● EXERCISE OBJECTIVE:
In the listing that follows, count every line with the word "rýhovaná" in it and write only the total.

● STORED DATA:
----

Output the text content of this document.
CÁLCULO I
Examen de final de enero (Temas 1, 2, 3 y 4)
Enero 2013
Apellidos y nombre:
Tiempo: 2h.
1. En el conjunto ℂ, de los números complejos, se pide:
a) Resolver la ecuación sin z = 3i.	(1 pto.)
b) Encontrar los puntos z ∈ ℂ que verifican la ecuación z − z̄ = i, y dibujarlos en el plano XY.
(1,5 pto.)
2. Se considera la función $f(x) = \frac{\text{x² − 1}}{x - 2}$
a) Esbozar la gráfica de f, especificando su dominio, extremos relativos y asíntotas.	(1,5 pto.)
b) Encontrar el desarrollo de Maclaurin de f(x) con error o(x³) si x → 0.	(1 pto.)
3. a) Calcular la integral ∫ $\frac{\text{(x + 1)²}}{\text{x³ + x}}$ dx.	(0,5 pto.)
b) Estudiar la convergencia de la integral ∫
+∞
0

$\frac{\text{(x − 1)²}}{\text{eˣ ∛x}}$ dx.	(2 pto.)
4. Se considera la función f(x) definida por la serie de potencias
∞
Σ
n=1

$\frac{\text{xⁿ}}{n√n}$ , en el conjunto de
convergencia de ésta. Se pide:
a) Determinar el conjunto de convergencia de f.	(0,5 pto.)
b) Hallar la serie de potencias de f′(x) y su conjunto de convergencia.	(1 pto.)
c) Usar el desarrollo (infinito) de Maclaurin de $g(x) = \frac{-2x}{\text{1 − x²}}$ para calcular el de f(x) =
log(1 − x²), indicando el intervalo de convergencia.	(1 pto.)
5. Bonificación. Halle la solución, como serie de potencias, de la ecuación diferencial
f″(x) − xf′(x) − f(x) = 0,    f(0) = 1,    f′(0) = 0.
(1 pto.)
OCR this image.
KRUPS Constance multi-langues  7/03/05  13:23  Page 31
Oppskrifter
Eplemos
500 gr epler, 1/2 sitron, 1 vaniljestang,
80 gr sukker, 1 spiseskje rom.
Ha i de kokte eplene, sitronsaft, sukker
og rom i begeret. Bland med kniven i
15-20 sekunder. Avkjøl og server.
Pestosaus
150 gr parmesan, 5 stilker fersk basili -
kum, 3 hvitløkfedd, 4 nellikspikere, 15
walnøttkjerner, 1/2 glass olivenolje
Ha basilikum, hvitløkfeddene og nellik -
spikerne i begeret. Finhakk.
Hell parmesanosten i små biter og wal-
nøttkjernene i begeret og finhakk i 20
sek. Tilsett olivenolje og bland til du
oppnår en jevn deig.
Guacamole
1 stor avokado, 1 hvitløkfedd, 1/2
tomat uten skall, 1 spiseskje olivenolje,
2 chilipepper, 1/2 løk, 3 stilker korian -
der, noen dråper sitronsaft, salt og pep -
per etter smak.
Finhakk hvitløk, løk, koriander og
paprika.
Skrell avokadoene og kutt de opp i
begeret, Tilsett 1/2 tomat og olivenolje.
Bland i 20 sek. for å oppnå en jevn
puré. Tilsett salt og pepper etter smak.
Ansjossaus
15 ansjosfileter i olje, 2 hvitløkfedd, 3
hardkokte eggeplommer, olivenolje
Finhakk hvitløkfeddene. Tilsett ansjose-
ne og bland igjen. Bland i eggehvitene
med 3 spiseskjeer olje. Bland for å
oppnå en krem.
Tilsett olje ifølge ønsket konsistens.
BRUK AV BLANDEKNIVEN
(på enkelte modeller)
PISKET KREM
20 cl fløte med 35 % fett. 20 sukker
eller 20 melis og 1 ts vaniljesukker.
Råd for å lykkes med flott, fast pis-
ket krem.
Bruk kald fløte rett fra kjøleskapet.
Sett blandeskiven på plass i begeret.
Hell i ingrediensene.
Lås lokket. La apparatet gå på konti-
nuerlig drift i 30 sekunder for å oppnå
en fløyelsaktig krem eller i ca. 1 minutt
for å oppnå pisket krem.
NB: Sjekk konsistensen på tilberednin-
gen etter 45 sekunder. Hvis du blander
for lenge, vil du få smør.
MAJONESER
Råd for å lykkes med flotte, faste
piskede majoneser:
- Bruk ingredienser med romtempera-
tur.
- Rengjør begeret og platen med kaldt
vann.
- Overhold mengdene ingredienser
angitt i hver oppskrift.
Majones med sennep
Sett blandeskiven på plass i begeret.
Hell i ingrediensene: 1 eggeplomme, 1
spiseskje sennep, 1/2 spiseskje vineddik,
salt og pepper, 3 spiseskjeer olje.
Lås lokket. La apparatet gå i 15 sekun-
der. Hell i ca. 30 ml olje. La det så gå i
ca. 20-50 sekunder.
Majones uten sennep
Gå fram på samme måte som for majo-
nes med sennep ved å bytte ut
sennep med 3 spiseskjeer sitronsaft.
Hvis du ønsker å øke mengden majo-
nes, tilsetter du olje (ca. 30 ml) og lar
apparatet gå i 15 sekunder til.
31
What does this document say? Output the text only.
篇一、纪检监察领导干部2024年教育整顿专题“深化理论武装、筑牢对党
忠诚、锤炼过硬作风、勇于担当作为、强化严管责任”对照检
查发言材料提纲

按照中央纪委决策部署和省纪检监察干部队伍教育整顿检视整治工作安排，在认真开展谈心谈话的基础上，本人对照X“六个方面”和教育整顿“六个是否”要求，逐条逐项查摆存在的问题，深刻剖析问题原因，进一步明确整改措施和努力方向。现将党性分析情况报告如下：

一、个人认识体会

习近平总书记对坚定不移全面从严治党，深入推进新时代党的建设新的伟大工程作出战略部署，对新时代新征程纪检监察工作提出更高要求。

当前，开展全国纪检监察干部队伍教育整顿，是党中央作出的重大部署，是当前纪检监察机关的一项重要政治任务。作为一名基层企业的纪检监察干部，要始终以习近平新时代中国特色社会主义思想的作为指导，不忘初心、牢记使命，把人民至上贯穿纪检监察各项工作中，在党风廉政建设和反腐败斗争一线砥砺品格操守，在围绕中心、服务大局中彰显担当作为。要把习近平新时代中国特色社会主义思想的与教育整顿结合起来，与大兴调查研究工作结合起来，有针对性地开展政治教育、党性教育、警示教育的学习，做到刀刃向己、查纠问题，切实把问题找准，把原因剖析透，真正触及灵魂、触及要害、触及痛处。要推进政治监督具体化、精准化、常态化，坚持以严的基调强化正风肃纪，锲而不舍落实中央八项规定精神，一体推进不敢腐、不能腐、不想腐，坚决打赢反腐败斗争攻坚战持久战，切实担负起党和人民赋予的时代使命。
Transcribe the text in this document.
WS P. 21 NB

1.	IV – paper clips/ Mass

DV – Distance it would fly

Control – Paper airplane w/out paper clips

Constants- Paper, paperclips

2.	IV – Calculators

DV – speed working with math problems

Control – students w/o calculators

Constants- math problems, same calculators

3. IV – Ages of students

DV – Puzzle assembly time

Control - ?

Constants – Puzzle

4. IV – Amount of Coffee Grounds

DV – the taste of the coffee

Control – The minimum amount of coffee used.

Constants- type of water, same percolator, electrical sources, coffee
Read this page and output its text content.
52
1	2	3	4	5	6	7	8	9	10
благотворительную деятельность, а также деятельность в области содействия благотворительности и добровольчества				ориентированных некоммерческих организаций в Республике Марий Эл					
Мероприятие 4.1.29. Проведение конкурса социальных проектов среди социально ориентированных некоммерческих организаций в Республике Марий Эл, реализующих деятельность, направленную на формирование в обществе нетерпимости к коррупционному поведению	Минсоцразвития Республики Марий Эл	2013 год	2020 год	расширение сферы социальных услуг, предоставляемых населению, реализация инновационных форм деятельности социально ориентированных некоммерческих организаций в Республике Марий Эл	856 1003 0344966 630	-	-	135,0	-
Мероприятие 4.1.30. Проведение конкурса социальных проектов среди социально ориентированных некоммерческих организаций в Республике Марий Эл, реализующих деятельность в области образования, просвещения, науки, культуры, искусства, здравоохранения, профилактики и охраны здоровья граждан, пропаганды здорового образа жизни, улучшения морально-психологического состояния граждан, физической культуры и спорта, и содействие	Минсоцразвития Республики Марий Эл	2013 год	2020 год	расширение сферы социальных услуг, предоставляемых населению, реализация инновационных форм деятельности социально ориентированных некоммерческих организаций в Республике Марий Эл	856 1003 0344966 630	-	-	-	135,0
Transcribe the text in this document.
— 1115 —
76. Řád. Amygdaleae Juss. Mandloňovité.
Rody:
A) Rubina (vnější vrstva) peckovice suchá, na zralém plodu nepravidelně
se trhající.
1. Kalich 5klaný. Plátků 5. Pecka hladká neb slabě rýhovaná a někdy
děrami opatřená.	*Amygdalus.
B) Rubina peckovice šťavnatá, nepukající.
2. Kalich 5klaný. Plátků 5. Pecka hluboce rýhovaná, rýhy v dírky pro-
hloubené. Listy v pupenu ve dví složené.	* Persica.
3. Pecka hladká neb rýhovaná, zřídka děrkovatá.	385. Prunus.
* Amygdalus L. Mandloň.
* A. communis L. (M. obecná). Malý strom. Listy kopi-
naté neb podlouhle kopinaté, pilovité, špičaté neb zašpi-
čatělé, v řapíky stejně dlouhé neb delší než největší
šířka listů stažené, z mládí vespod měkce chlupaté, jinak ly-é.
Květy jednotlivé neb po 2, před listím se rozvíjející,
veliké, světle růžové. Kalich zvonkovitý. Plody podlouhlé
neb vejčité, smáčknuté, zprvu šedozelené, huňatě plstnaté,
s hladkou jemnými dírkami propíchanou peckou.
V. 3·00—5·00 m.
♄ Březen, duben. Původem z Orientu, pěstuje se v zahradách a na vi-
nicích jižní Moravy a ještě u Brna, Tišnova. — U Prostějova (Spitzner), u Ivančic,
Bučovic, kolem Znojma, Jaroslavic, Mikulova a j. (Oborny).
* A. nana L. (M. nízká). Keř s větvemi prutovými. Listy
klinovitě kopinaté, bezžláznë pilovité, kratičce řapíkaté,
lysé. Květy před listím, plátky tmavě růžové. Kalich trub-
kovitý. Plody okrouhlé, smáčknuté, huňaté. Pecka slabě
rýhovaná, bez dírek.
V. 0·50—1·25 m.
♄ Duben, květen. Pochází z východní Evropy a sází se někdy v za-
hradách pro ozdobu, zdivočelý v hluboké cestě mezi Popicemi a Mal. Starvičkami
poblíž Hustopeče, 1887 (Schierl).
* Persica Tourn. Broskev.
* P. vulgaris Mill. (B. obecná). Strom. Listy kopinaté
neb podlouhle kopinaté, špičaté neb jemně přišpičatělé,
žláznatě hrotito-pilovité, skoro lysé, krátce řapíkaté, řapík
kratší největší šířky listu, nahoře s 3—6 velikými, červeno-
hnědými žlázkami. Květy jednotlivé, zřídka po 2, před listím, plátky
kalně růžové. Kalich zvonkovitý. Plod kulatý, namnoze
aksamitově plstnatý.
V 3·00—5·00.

----

● ANSWER TO THE EXERCISE:
4